:: Exercise directions ::
Word for word, restate every line of the listing that follows.

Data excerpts
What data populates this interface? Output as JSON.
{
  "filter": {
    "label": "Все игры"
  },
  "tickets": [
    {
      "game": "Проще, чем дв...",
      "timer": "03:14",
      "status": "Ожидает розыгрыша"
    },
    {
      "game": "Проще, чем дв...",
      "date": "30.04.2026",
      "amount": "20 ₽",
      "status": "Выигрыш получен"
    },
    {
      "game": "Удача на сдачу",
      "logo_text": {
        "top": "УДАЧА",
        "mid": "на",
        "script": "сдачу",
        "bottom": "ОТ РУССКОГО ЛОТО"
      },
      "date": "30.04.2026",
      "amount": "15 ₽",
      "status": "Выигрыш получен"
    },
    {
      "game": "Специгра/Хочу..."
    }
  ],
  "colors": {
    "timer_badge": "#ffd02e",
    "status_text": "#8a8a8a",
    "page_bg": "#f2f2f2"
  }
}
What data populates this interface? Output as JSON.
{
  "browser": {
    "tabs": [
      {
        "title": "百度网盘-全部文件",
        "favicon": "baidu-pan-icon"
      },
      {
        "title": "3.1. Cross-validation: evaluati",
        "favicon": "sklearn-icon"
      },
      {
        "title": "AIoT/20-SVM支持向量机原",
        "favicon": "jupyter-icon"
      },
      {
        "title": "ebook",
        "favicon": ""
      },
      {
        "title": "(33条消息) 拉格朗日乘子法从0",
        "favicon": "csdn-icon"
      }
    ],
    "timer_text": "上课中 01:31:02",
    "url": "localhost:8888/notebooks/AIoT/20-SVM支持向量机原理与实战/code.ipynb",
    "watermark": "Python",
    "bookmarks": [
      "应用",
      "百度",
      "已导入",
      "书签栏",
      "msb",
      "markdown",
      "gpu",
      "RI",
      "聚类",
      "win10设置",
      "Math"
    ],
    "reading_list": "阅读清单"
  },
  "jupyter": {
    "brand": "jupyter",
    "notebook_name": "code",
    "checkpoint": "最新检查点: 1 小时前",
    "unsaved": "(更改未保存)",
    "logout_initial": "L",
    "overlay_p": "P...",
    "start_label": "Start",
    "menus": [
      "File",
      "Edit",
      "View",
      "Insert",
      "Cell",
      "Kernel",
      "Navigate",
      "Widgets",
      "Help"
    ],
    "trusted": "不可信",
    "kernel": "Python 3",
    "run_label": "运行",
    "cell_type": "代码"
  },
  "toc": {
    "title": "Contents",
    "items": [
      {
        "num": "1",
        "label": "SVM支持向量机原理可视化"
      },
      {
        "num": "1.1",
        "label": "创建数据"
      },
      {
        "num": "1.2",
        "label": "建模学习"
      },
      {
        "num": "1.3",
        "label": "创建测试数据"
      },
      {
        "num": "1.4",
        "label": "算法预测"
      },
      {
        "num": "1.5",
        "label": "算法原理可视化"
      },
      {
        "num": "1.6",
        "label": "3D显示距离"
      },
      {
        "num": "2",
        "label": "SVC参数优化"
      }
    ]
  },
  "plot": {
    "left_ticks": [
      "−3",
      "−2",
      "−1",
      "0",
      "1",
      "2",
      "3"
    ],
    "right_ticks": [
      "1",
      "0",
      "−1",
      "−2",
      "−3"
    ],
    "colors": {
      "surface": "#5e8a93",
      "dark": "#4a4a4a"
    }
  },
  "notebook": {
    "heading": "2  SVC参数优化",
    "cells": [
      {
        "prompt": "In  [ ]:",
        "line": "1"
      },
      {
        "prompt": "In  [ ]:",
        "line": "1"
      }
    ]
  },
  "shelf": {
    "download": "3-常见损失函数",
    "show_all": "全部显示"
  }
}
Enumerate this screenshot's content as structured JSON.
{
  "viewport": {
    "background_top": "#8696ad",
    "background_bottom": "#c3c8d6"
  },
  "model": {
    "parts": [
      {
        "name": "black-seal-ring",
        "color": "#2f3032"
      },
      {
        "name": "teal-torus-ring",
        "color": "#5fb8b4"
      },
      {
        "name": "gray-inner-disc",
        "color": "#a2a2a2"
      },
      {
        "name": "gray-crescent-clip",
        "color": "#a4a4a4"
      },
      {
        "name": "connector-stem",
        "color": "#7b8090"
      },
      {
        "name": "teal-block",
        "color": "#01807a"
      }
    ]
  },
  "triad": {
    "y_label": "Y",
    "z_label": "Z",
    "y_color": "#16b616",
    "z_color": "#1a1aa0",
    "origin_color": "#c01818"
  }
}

:: Expected answer ::
What data populates this interface? Output as JSON.
{
  "filter": {
    "label": "Все игры"
  },
  "tickets": [
    {
      "game": "Проще, чем дв...",
      "timer": "03:14",
      "status": "Ожидает розыгрыша"
    },
    {
      "game": "Проще, чем дв...",
      "date": "30.04.2026",
      "amount": "20 ₽",
      "status": "Выигрыш получен"
    },
    {
      "game": "Удача на сдачу",
      "logo_text": {
        "top": "УДАЧА",
        "mid": "на",
        "script": "сдачу",
        "bottom": "ОТ РУССКОГО ЛОТО"
      },
      "date": "30.04.2026",
      "amount": "15 ₽",
      "status": "Выигрыш получен"
    },
    {
      "game": "Специгра/Хочу..."
    }
  ],
  "colors": {
    "timer_badge": "#ffd02e",
    "status_text": "#8a8a8a",
    "page_bg": "#f2f2f2"
  }
}
What data populates this interface? Output as JSON.
{
  "browser": {
    "tabs": [
      {
        "title": "百度网盘-全部文件",
        "favicon": "baidu-pan-icon"
      },
      {
        "title": "3.1. Cross-validation: evaluati",
        "favicon": "sklearn-icon"
      },
      {
        "title": "AIoT/20-SVM支持向量机原",
        "favicon": "jupyter-icon"
      },
      {
        "title": "ebook",
        "favicon": ""
      },
      {
        "title": "(33条消息) 拉格朗日乘子法从0",
        "favicon": "csdn-icon"
      }
    ],
    "timer_text": "上课中 01:31:02",
    "url": "localhost:8888/notebooks/AIoT/20-SVM支持向量机原理与实战/code.ipynb",
    "watermark": "Python",
    "bookmarks": [
      "应用",
      "百度",
      "已导入",
      "书签栏",
      "msb",
      "markdown",
      "gpu",
      "RI",
      "聚类",
      "win10设置",
      "Math"
    ],
    "reading_list": "阅读清单"
  },
  "jupyter": {
    "brand": "jupyter",
    "notebook_name": "code",
    "checkpoint": "最新检查点: 1 小时前",
    "unsaved": "(更改未保存)",
    "logout_initial": "L",
    "overlay_p": "P...",
    "start_label": "Start",
    "menus": [
      "File",
      "Edit",
      "View",
      "Insert",
      "Cell",
      "Kernel",
      "Navigate",
      "Widgets",
      "Help"
    ],
    "trusted": "不可信",
    "kernel": "Python 3",
    "run_label": "运行",
    "cell_type": "代码"
  },
  "toc": {
    "title": "Contents",
    "items": [
      {
        "num": "1",
        "label": "SVM支持向量机原理可视化"
      },
      {
        "num": "1.1",
        "label": "创建数据"
      },
      {
        "num": "1.2",
        "label": "建模学习"
      },
      {
        "num": "1.3",
        "label": "创建测试数据"
      },
      {
        "num": "1.4",
        "label": "算法预测"
      },
      {
        "num": "1.5",
        "label": "算法原理可视化"
      },
      {
        "num": "1.6",
        "label": "3D显示距离"
      },
      {
        "num": "2",
        "label": "SVC参数优化"
      }
    ]
  },
  "plot": {
    "left_ticks": [
      "−3",
      "−2",
      "−1",
      "0",
      "1",
      "2",
      "3"
    ],
    "right_ticks": [
      "1",
      "0",
      "−1",
      "−2",
      "−3"
    ],
    "colors": {
      "surface": "#5e8a93",
      "dark": "#4a4a4a"
    }
  },
  "notebook": {
    "heading": "2  SVC参数优化",
    "cells": [
      {
        "prompt": "In  [ ]:",
        "line": "1"
      },
      {
        "prompt": "In  [ ]:",
        "line": "1"
      }
    ]
  },
  "shelf": {
    "download": "3-常见损失函数",
    "show_all": "全部显示"
  }
}
Enumerate this screenshot's content as structured JSON.
{
  "viewport": {
    "background_top": "#8696ad",
    "background_bottom": "#c3c8d6"
  },
  "model": {
    "parts": [
      {
        "name": "black-seal-ring",
        "color": "#2f3032"
      },
      {
        "name": "teal-torus-ring",
        "color": "#5fb8b4"
      },
      {
        "name": "gray-inner-disc",
        "color": "#a2a2a2"
      },
      {
        "name": "gray-crescent-clip",
        "color": "#a4a4a4"
      },
      {
        "name": "connector-stem",
        "color": "#7b8090"
      },
      {
        "name": "teal-block",
        "color": "#01807a"
      }
    ]
  },
  "triad": {
    "y_label": "Y",
    "z_label": "Z",
    "y_color": "#16b616",
    "z_color": "#1a1aa0",
    "origin_color": "#c01818"
  }
}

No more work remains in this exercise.